ASSIGNMENT
Print all records exactly, pictures left out.

STUDY MATERIAL
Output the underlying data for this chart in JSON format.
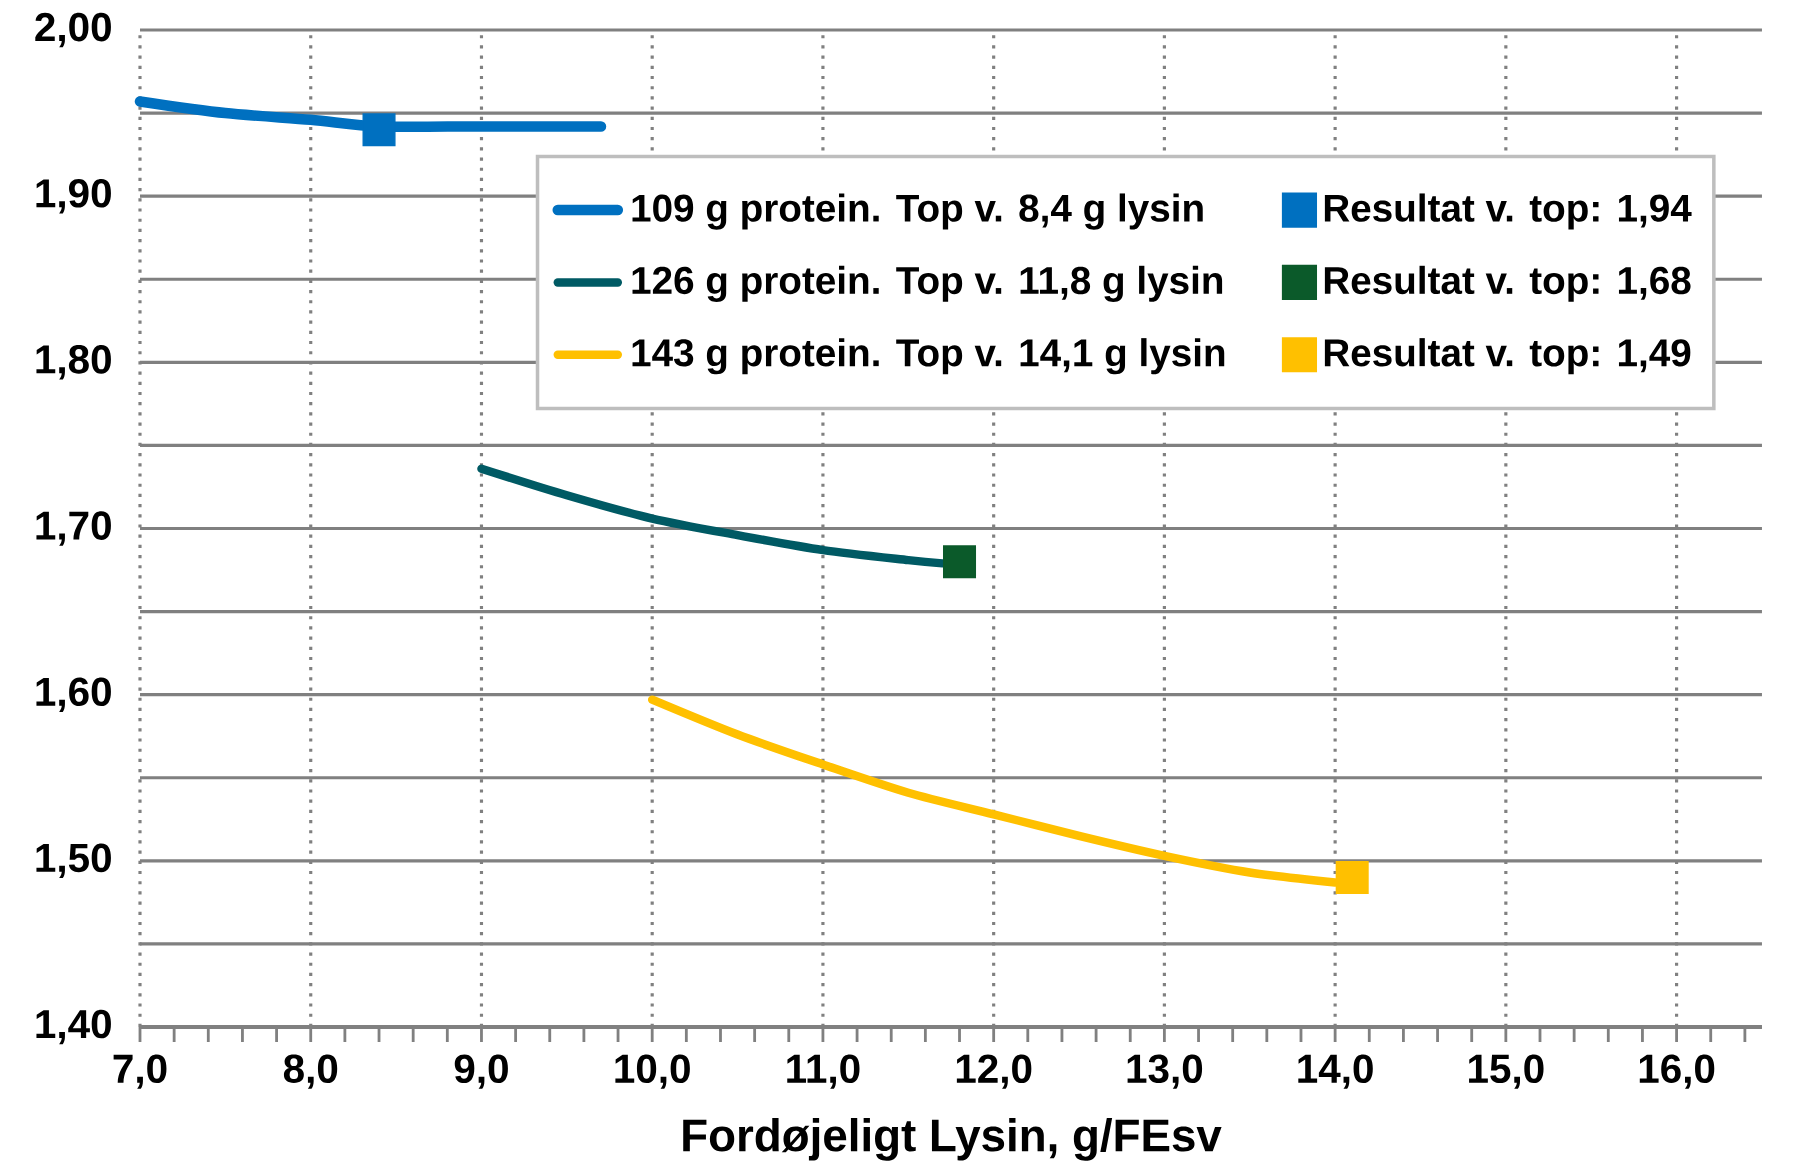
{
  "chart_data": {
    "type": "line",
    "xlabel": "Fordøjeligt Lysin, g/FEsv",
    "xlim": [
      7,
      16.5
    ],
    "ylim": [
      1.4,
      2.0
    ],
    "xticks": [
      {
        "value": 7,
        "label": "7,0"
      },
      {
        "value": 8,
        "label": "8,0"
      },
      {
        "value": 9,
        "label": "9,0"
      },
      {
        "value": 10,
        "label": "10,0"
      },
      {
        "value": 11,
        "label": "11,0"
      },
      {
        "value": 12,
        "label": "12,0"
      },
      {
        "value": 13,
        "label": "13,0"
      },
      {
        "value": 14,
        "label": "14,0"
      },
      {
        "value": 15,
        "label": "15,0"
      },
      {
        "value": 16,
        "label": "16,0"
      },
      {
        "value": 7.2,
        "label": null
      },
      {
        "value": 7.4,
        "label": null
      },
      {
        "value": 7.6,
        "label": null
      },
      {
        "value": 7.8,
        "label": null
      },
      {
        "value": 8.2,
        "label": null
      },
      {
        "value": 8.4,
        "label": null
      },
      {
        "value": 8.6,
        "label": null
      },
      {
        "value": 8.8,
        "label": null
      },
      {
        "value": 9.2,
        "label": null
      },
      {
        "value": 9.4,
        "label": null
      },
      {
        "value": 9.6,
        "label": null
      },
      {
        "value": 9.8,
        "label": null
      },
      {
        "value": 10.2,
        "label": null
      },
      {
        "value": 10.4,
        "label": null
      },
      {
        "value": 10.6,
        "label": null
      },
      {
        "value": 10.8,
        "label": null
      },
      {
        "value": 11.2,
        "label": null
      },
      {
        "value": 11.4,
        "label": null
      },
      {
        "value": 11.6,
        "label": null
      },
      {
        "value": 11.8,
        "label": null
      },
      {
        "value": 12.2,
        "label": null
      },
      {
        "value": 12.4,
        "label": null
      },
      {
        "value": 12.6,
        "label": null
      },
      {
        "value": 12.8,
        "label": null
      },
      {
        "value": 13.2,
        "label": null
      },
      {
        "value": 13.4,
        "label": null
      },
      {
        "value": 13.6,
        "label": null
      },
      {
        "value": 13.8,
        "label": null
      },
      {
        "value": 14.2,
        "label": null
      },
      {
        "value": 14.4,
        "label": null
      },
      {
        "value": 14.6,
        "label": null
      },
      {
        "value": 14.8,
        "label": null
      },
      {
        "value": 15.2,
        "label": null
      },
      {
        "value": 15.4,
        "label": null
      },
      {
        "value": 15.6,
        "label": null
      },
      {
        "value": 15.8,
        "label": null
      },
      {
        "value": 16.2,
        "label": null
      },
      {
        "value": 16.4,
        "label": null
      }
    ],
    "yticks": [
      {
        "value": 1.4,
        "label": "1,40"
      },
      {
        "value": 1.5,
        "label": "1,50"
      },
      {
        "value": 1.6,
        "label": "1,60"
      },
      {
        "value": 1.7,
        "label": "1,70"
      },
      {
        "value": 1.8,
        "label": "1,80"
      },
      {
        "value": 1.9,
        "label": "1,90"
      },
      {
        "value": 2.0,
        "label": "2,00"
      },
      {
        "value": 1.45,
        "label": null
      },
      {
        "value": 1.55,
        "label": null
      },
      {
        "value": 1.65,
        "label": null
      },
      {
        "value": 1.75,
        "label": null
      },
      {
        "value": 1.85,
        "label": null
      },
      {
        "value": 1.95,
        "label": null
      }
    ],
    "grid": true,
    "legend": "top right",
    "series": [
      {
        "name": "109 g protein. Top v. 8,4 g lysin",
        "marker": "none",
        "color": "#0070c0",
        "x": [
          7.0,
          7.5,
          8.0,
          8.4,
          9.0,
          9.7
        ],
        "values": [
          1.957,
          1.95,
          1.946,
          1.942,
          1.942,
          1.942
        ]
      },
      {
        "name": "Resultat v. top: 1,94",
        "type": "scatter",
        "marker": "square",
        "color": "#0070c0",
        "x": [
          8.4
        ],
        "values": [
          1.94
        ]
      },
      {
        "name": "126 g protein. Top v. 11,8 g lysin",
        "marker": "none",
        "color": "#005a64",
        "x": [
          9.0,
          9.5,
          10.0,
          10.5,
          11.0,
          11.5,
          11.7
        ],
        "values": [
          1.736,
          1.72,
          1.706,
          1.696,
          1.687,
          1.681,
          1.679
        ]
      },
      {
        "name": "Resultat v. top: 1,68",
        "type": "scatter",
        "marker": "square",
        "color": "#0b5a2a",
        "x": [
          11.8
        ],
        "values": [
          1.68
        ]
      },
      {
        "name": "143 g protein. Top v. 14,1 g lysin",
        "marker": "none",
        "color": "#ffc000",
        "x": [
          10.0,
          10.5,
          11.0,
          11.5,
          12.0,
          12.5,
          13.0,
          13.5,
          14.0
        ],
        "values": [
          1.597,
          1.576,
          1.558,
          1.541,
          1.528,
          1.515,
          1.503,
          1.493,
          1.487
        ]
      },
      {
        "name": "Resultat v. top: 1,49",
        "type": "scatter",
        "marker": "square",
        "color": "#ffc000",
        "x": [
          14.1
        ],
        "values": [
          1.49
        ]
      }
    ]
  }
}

SOLUTION BELOW
Output the underlying data for this chart in JSON format.
{
  "chart_data": {
    "type": "line",
    "xlabel": "Fordøjeligt Lysin, g/FEsv",
    "xlim": [
      7,
      16.5
    ],
    "ylim": [
      1.4,
      2.0
    ],
    "xticks": [
      {
        "value": 7,
        "label": "7,0"
      },
      {
        "value": 8,
        "label": "8,0"
      },
      {
        "value": 9,
        "label": "9,0"
      },
      {
        "value": 10,
        "label": "10,0"
      },
      {
        "value": 11,
        "label": "11,0"
      },
      {
        "value": 12,
        "label": "12,0"
      },
      {
        "value": 13,
        "label": "13,0"
      },
      {
        "value": 14,
        "label": "14,0"
      },
      {
        "value": 15,
        "label": "15,0"
      },
      {
        "value": 16,
        "label": "16,0"
      },
      {
        "value": 7.2,
        "label": null
      },
      {
        "value": 7.4,
        "label": null
      },
      {
        "value": 7.6,
        "label": null
      },
      {
        "value": 7.8,
        "label": null
      },
      {
        "value": 8.2,
        "label": null
      },
      {
        "value": 8.4,
        "label": null
      },
      {
        "value": 8.6,
        "label": null
      },
      {
        "value": 8.8,
        "label": null
      },
      {
        "value": 9.2,
        "label": null
      },
      {
        "value": 9.4,
        "label": null
      },
      {
        "value": 9.6,
        "label": null
      },
      {
        "value": 9.8,
        "label": null
      },
      {
        "value": 10.2,
        "label": null
      },
      {
        "value": 10.4,
        "label": null
      },
      {
        "value": 10.6,
        "label": null
      },
      {
        "value": 10.8,
        "label": null
      },
      {
        "value": 11.2,
        "label": null
      },
      {
        "value": 11.4,
        "label": null
      },
      {
        "value": 11.6,
        "label": null
      },
      {
        "value": 11.8,
        "label": null
      },
      {
        "value": 12.2,
        "label": null
      },
      {
        "value": 12.4,
        "label": null
      },
      {
        "value": 12.6,
        "label": null
      },
      {
        "value": 12.8,
        "label": null
      },
      {
        "value": 13.2,
        "label": null
      },
      {
        "value": 13.4,
        "label": null
      },
      {
        "value": 13.6,
        "label": null
      },
      {
        "value": 13.8,
        "label": null
      },
      {
        "value": 14.2,
        "label": null
      },
      {
        "value": 14.4,
        "label": null
      },
      {
        "value": 14.6,
        "label": null
      },
      {
        "value": 14.8,
        "label": null
      },
      {
        "value": 15.2,
        "label": null
      },
      {
        "value": 15.4,
        "label": null
      },
      {
        "value": 15.6,
        "label": null
      },
      {
        "value": 15.8,
        "label": null
      },
      {
        "value": 16.2,
        "label": null
      },
      {
        "value": 16.4,
        "label": null
      }
    ],
    "yticks": [
      {
        "value": 1.4,
        "label": "1,40"
      },
      {
        "value": 1.5,
        "label": "1,50"
      },
      {
        "value": 1.6,
        "label": "1,60"
      },
      {
        "value": 1.7,
        "label": "1,70"
      },
      {
        "value": 1.8,
        "label": "1,80"
      },
      {
        "value": 1.9,
        "label": "1,90"
      },
      {
        "value": 2.0,
        "label": "2,00"
      },
      {
        "value": 1.45,
        "label": null
      },
      {
        "value": 1.55,
        "label": null
      },
      {
        "value": 1.65,
        "label": null
      },
      {
        "value": 1.75,
        "label": null
      },
      {
        "value": 1.85,
        "label": null
      },
      {
        "value": 1.95,
        "label": null
      }
    ],
    "grid": true,
    "legend": "top right",
    "series": [
      {
        "name": "109 g protein. Top v. 8,4 g lysin",
        "marker": "none",
        "color": "#0070c0",
        "x": [
          7.0,
          7.5,
          8.0,
          8.4,
          9.0,
          9.7
        ],
        "values": [
          1.957,
          1.95,
          1.946,
          1.942,
          1.942,
          1.942
        ]
      },
      {
        "name": "Resultat v. top: 1,94",
        "type": "scatter",
        "marker": "square",
        "color": "#0070c0",
        "x": [
          8.4
        ],
        "values": [
          1.94
        ]
      },
      {
        "name": "126 g protein. Top v. 11,8 g lysin",
        "marker": "none",
        "color": "#005a64",
        "x": [
          9.0,
          9.5,
          10.0,
          10.5,
          11.0,
          11.5,
          11.7
        ],
        "values": [
          1.736,
          1.72,
          1.706,
          1.696,
          1.687,
          1.681,
          1.679
        ]
      },
      {
        "name": "Resultat v. top: 1,68",
        "type": "scatter",
        "marker": "square",
        "color": "#0b5a2a",
        "x": [
          11.8
        ],
        "values": [
          1.68
        ]
      },
      {
        "name": "143 g protein. Top v. 14,1 g lysin",
        "marker": "none",
        "color": "#ffc000",
        "x": [
          10.0,
          10.5,
          11.0,
          11.5,
          12.0,
          12.5,
          13.0,
          13.5,
          14.0
        ],
        "values": [
          1.597,
          1.576,
          1.558,
          1.541,
          1.528,
          1.515,
          1.503,
          1.493,
          1.487
        ]
      },
      {
        "name": "Resultat v. top: 1,49",
        "type": "scatter",
        "marker": "square",
        "color": "#ffc000",
        "x": [
          14.1
        ],
        "values": [
          1.49
        ]
      }
    ]
  }
}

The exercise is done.